▶ WHAT THE TASK ASKS
Transcribe the records that follow in their entirety, omitting any pictures.

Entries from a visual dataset
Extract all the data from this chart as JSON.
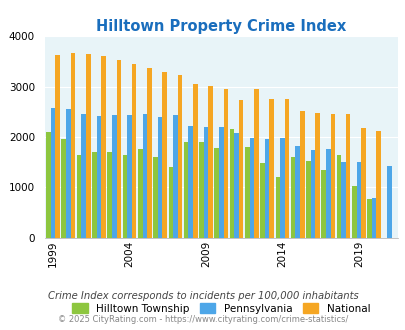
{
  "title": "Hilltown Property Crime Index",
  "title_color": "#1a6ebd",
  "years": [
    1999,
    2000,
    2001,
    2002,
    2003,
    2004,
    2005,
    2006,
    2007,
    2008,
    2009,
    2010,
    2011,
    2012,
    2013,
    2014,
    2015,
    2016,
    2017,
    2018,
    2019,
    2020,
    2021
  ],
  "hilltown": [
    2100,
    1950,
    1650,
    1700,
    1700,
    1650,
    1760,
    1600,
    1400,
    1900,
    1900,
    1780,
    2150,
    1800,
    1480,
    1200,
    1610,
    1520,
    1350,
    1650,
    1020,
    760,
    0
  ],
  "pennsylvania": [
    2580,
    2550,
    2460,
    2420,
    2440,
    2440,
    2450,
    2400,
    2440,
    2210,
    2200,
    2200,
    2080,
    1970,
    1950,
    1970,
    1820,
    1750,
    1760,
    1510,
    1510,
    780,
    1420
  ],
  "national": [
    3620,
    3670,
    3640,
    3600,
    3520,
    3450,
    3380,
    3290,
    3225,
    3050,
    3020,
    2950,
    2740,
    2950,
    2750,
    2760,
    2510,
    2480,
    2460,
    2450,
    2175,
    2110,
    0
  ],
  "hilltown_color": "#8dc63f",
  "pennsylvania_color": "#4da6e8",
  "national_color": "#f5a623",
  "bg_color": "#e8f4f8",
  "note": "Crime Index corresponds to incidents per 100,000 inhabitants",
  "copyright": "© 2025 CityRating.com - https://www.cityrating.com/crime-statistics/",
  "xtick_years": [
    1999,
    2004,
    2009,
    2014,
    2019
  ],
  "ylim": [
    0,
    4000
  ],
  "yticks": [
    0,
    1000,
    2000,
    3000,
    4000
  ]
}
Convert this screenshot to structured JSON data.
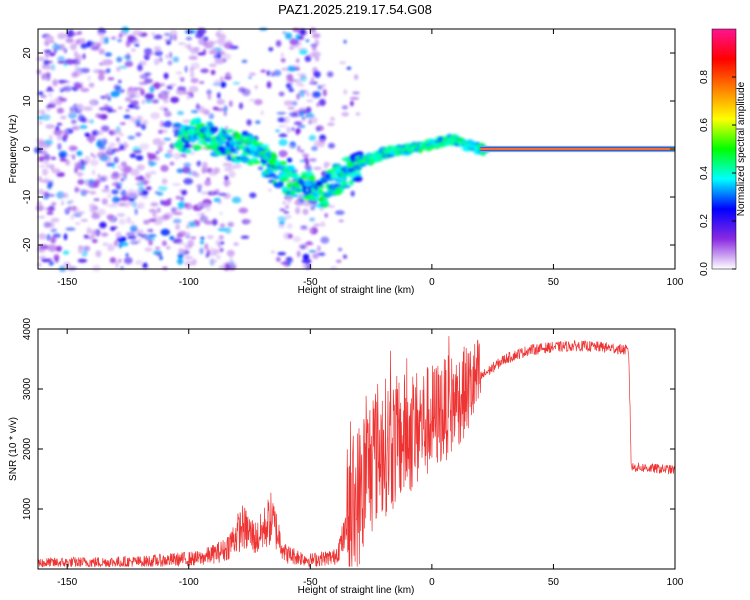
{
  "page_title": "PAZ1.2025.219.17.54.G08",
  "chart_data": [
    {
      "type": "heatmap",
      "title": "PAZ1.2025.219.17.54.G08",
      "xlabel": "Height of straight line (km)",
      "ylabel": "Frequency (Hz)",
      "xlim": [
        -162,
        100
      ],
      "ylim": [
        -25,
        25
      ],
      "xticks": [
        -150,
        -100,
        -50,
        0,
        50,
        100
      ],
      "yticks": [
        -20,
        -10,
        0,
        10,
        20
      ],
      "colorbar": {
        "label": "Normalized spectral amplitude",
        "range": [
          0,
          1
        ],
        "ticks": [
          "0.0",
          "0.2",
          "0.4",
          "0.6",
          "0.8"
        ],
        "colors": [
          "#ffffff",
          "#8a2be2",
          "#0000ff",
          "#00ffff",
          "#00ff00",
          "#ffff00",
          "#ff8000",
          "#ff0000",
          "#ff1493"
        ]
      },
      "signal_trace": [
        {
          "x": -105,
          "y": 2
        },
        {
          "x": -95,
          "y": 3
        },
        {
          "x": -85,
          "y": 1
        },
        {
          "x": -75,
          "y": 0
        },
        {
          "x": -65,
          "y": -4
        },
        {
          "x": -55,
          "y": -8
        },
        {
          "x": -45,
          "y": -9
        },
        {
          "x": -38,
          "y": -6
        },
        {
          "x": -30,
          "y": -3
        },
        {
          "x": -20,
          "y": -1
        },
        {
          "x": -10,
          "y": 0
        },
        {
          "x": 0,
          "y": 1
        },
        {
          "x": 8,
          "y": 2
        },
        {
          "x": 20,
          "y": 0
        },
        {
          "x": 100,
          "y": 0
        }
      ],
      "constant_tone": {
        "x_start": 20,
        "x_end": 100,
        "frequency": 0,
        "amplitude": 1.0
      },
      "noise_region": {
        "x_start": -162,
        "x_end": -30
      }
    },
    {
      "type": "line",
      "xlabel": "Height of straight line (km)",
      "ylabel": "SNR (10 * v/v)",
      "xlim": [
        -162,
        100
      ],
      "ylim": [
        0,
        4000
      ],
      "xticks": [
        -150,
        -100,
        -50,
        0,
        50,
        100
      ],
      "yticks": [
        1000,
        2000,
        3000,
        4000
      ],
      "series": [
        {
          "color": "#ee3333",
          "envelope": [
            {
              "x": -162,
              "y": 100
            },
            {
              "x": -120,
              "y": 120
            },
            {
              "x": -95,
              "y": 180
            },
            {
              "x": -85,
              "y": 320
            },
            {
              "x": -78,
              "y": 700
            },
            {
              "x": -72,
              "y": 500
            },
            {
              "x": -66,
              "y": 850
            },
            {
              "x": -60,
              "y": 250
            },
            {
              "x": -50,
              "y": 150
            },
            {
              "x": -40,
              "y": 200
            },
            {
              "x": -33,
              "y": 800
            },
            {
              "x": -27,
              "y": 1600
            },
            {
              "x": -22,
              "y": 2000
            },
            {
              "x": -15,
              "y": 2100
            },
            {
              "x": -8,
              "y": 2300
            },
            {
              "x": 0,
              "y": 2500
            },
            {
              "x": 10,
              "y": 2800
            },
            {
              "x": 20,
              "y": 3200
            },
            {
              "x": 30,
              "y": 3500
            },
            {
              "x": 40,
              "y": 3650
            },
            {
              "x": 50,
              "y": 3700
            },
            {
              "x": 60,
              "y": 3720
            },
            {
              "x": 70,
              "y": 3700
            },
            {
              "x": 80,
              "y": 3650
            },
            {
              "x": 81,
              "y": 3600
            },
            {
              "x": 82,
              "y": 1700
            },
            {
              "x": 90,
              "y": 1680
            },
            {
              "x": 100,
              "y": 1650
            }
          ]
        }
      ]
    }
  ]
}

▶ EXERCISE SOLUTION
Extract all the data from this chart as JSON.
{
  "title": "Hilltown Property Crime Index",
  "title_color": "#1a6ebd",
  "years": [
    1999,
    2000,
    2001,
    2002,
    2003,
    2004,
    2005,
    2006,
    2007,
    2008,
    2009,
    2010,
    2011,
    2012,
    2013,
    2014,
    2015,
    2016,
    2017,
    2018,
    2019,
    2020,
    2021
  ],
  "hilltown": [
    2100,
    1950,
    1650,
    1700,
    1700,
    1650,
    1760,
    1600,
    1400,
    1900,
    1900,
    1780,
    2150,
    1800,
    1480,
    1200,
    1610,
    1520,
    1350,
    1650,
    1020,
    760,
    0
  ],
  "pennsylvania": [
    2580,
    2550,
    2460,
    2420,
    2440,
    2440,
    2450,
    2400,
    2440,
    2210,
    2200,
    2200,
    2080,
    1970,
    1950,
    1970,
    1820,
    1750,
    1760,
    1510,
    1510,
    780,
    1420
  ],
  "national": [
    3620,
    3670,
    3640,
    3600,
    3520,
    3450,
    3380,
    3290,
    3225,
    3050,
    3020,
    2950,
    2740,
    2950,
    2750,
    2760,
    2510,
    2480,
    2460,
    2450,
    2175,
    2110,
    0
  ],
  "hilltown_color": "#8dc63f",
  "pennsylvania_color": "#4da6e8",
  "national_color": "#f5a623",
  "bg_color": "#e8f4f8",
  "note": "Crime Index corresponds to incidents per 100,000 inhabitants",
  "copyright": "© 2025 CityRating.com - https://www.cityrating.com/crime-statistics/",
  "xtick_years": [
    1999,
    2004,
    2009,
    2014,
    2019
  ],
  "ylim": [
    0,
    4000
  ],
  "yticks": [
    0,
    1000,
    2000,
    3000,
    4000
  ]
}
Convert this screenshot to structured JSON data.
{
  "page_title": "PAZ1.2025.219.17.54.G08",
  "chart_data": [
    {
      "type": "heatmap",
      "title": "PAZ1.2025.219.17.54.G08",
      "xlabel": "Height of straight line (km)",
      "ylabel": "Frequency (Hz)",
      "xlim": [
        -162,
        100
      ],
      "ylim": [
        -25,
        25
      ],
      "xticks": [
        -150,
        -100,
        -50,
        0,
        50,
        100
      ],
      "yticks": [
        -20,
        -10,
        0,
        10,
        20
      ],
      "colorbar": {
        "label": "Normalized spectral amplitude",
        "range": [
          0,
          1
        ],
        "ticks": [
          "0.0",
          "0.2",
          "0.4",
          "0.6",
          "0.8"
        ],
        "colors": [
          "#ffffff",
          "#8a2be2",
          "#0000ff",
          "#00ffff",
          "#00ff00",
          "#ffff00",
          "#ff8000",
          "#ff0000",
          "#ff1493"
        ]
      },
      "signal_trace": [
        {
          "x": -105,
          "y": 2
        },
        {
          "x": -95,
          "y": 3
        },
        {
          "x": -85,
          "y": 1
        },
        {
          "x": -75,
          "y": 0
        },
        {
          "x": -65,
          "y": -4
        },
        {
          "x": -55,
          "y": -8
        },
        {
          "x": -45,
          "y": -9
        },
        {
          "x": -38,
          "y": -6
        },
        {
          "x": -30,
          "y": -3
        },
        {
          "x": -20,
          "y": -1
        },
        {
          "x": -10,
          "y": 0
        },
        {
          "x": 0,
          "y": 1
        },
        {
          "x": 8,
          "y": 2
        },
        {
          "x": 20,
          "y": 0
        },
        {
          "x": 100,
          "y": 0
        }
      ],
      "constant_tone": {
        "x_start": 20,
        "x_end": 100,
        "frequency": 0,
        "amplitude": 1.0
      },
      "noise_region": {
        "x_start": -162,
        "x_end": -30
      }
    },
    {
      "type": "line",
      "xlabel": "Height of straight line (km)",
      "ylabel": "SNR (10 * v/v)",
      "xlim": [
        -162,
        100
      ],
      "ylim": [
        0,
        4000
      ],
      "xticks": [
        -150,
        -100,
        -50,
        0,
        50,
        100
      ],
      "yticks": [
        1000,
        2000,
        3000,
        4000
      ],
      "series": [
        {
          "color": "#ee3333",
          "envelope": [
            {
              "x": -162,
              "y": 100
            },
            {
              "x": -120,
              "y": 120
            },
            {
              "x": -95,
              "y": 180
            },
            {
              "x": -85,
              "y": 320
            },
            {
              "x": -78,
              "y": 700
            },
            {
              "x": -72,
              "y": 500
            },
            {
              "x": -66,
              "y": 850
            },
            {
              "x": -60,
              "y": 250
            },
            {
              "x": -50,
              "y": 150
            },
            {
              "x": -40,
              "y": 200
            },
            {
              "x": -33,
              "y": 800
            },
            {
              "x": -27,
              "y": 1600
            },
            {
              "x": -22,
              "y": 2000
            },
            {
              "x": -15,
              "y": 2100
            },
            {
              "x": -8,
              "y": 2300
            },
            {
              "x": 0,
              "y": 2500
            },
            {
              "x": 10,
              "y": 2800
            },
            {
              "x": 20,
              "y": 3200
            },
            {
              "x": 30,
              "y": 3500
            },
            {
              "x": 40,
              "y": 3650
            },
            {
              "x": 50,
              "y": 3700
            },
            {
              "x": 60,
              "y": 3720
            },
            {
              "x": 70,
              "y": 3700
            },
            {
              "x": 80,
              "y": 3650
            },
            {
              "x": 81,
              "y": 3600
            },
            {
              "x": 82,
              "y": 1700
            },
            {
              "x": 90,
              "y": 1680
            },
            {
              "x": 100,
              "y": 1650
            }
          ]
        }
      ]
    }
  ]
}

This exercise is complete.